The task: Copy the records exactly as they appear, starting at the first line and stopping after the line with "candle-body — [315, 142, 320, 145]". Include that line.

Dataset content:
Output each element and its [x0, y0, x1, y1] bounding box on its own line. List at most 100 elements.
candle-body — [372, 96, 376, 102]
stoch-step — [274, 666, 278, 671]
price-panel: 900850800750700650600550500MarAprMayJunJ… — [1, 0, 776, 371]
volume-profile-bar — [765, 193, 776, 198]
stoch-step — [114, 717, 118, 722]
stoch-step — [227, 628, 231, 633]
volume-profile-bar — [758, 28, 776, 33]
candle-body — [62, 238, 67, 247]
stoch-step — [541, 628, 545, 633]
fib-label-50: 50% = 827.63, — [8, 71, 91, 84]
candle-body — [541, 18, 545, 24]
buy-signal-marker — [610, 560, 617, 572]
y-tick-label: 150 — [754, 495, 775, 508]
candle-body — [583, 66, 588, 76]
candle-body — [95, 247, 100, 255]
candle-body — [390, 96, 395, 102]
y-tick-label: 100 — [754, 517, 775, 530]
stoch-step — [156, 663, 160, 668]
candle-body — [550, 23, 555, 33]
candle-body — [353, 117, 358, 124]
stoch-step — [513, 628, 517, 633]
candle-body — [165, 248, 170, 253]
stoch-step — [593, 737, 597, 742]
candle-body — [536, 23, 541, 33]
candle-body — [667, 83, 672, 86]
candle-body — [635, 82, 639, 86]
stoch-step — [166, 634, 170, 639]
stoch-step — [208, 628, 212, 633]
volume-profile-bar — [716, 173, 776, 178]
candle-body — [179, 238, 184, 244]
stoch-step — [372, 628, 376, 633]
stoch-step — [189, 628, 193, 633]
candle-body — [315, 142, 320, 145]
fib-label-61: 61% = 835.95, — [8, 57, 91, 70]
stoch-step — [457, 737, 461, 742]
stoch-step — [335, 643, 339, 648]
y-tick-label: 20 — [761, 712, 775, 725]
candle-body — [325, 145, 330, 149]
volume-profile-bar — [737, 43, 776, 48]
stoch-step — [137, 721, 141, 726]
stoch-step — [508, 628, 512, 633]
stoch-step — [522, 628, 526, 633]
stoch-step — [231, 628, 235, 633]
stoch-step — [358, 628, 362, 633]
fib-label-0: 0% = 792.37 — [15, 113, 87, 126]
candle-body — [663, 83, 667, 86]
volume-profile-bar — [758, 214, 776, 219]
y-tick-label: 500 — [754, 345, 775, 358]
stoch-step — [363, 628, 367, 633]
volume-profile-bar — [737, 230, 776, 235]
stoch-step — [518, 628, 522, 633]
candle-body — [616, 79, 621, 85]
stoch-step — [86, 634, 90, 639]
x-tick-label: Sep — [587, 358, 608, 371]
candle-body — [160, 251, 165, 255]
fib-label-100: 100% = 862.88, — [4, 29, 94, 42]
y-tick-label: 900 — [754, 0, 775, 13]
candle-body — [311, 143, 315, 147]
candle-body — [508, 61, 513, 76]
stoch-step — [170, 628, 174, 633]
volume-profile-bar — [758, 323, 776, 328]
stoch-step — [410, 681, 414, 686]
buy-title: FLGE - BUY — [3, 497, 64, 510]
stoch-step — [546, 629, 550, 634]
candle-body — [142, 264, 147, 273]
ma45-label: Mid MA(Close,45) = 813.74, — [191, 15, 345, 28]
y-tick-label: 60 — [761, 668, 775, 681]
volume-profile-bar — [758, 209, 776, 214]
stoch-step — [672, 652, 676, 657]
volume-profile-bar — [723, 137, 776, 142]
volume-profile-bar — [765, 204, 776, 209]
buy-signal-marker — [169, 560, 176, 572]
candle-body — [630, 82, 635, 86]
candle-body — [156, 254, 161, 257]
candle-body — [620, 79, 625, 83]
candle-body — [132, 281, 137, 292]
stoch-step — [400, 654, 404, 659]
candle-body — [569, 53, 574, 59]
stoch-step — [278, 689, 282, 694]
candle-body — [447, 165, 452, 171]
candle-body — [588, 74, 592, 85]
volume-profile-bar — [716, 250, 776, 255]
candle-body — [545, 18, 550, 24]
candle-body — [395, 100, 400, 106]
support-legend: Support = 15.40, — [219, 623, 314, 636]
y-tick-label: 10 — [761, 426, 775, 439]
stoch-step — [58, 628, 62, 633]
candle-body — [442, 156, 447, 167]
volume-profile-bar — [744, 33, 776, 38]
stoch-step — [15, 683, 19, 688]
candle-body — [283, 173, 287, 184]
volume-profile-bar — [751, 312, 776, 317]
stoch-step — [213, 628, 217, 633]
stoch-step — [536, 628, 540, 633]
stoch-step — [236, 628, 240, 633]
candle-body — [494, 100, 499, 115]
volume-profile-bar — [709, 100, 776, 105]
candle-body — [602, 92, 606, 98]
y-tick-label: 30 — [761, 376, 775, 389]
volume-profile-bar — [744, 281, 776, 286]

Result of the exercise:
Output each element and its [x0, y0, x1, y1] bounding box on its own line. List at most 100 elements.
candle-body — [372, 96, 376, 102]
stoch-step — [274, 666, 278, 671]
price-panel: 900850800750700650600550500MarAprMayJunJ… — [1, 0, 776, 371]
volume-profile-bar — [765, 193, 776, 198]
stoch-step — [114, 717, 118, 722]
stoch-step — [227, 628, 231, 633]
volume-profile-bar — [758, 28, 776, 33]
candle-body — [62, 238, 67, 247]
stoch-step — [541, 628, 545, 633]
fib-label-50: 50% = 827.63, — [8, 71, 91, 84]
candle-body — [541, 18, 545, 24]
buy-signal-marker — [610, 560, 617, 572]
y-tick-label: 150 — [754, 495, 775, 508]
candle-body — [583, 66, 588, 76]
candle-body — [95, 247, 100, 255]
candle-body — [390, 96, 395, 102]
y-tick-label: 100 — [754, 517, 775, 530]
stoch-step — [156, 663, 160, 668]
candle-body — [550, 23, 555, 33]
candle-body — [353, 117, 358, 124]
stoch-step — [513, 628, 517, 633]
candle-body — [165, 248, 170, 253]
stoch-step — [593, 737, 597, 742]
candle-body — [536, 23, 541, 33]
candle-body — [667, 83, 672, 86]
candle-body — [635, 82, 639, 86]
stoch-step — [166, 634, 170, 639]
stoch-step — [208, 628, 212, 633]
volume-profile-bar — [716, 173, 776, 178]
candle-body — [179, 238, 184, 244]
stoch-step — [372, 628, 376, 633]
stoch-step — [189, 628, 193, 633]
candle-body — [315, 142, 320, 145]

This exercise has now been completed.